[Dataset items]

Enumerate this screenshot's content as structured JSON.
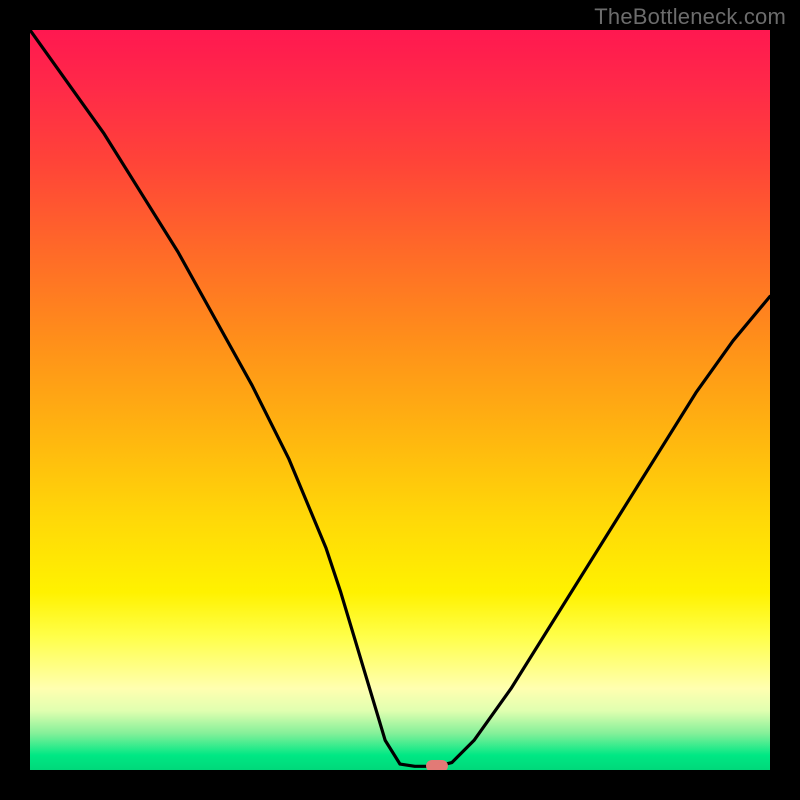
{
  "watermark": "TheBottleneck.com",
  "colors": {
    "background": "#000000",
    "curve": "#000000",
    "marker": "#e27a76",
    "gradient_top": "#ff1850",
    "gradient_bottom": "#00d87a"
  },
  "chart_data": {
    "type": "line",
    "title": "",
    "xlabel": "",
    "ylabel": "",
    "xlim": [
      0,
      100
    ],
    "ylim": [
      0,
      100
    ],
    "grid": false,
    "legend": false,
    "notes": "Single V-shaped bottleneck curve over a red-to-green vertical gradient. Minimum (optimal / no-bottleneck point) is marked with a small pink pill near the bottom center-right. Axes have no tick labels.",
    "series": [
      {
        "name": "bottleneck-curve",
        "x": [
          0,
          5,
          10,
          15,
          20,
          25,
          30,
          35,
          40,
          42,
          45,
          48,
          50,
          52,
          55,
          57,
          60,
          65,
          70,
          75,
          80,
          85,
          90,
          95,
          100
        ],
        "y": [
          100,
          93,
          86,
          78,
          70,
          61,
          52,
          42,
          30,
          24,
          14,
          4,
          0.8,
          0.5,
          0.5,
          1,
          4,
          11,
          19,
          27,
          35,
          43,
          51,
          58,
          64
        ]
      }
    ],
    "marker": {
      "x": 55,
      "y": 0.5,
      "label": "optimal-point"
    }
  }
}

#### [OBJECTIVE]
Leave out the pictures and output every record above precisely as given.

#### [FINAL RESULT]
Enumerate this screenshot's content as structured JSON.
{
  "watermark": "TheBottleneck.com",
  "colors": {
    "background": "#000000",
    "curve": "#000000",
    "marker": "#e27a76",
    "gradient_top": "#ff1850",
    "gradient_bottom": "#00d87a"
  },
  "chart_data": {
    "type": "line",
    "title": "",
    "xlabel": "",
    "ylabel": "",
    "xlim": [
      0,
      100
    ],
    "ylim": [
      0,
      100
    ],
    "grid": false,
    "legend": false,
    "notes": "Single V-shaped bottleneck curve over a red-to-green vertical gradient. Minimum (optimal / no-bottleneck point) is marked with a small pink pill near the bottom center-right. Axes have no tick labels.",
    "series": [
      {
        "name": "bottleneck-curve",
        "x": [
          0,
          5,
          10,
          15,
          20,
          25,
          30,
          35,
          40,
          42,
          45,
          48,
          50,
          52,
          55,
          57,
          60,
          65,
          70,
          75,
          80,
          85,
          90,
          95,
          100
        ],
        "y": [
          100,
          93,
          86,
          78,
          70,
          61,
          52,
          42,
          30,
          24,
          14,
          4,
          0.8,
          0.5,
          0.5,
          1,
          4,
          11,
          19,
          27,
          35,
          43,
          51,
          58,
          64
        ]
      }
    ],
    "marker": {
      "x": 55,
      "y": 0.5,
      "label": "optimal-point"
    }
  }
}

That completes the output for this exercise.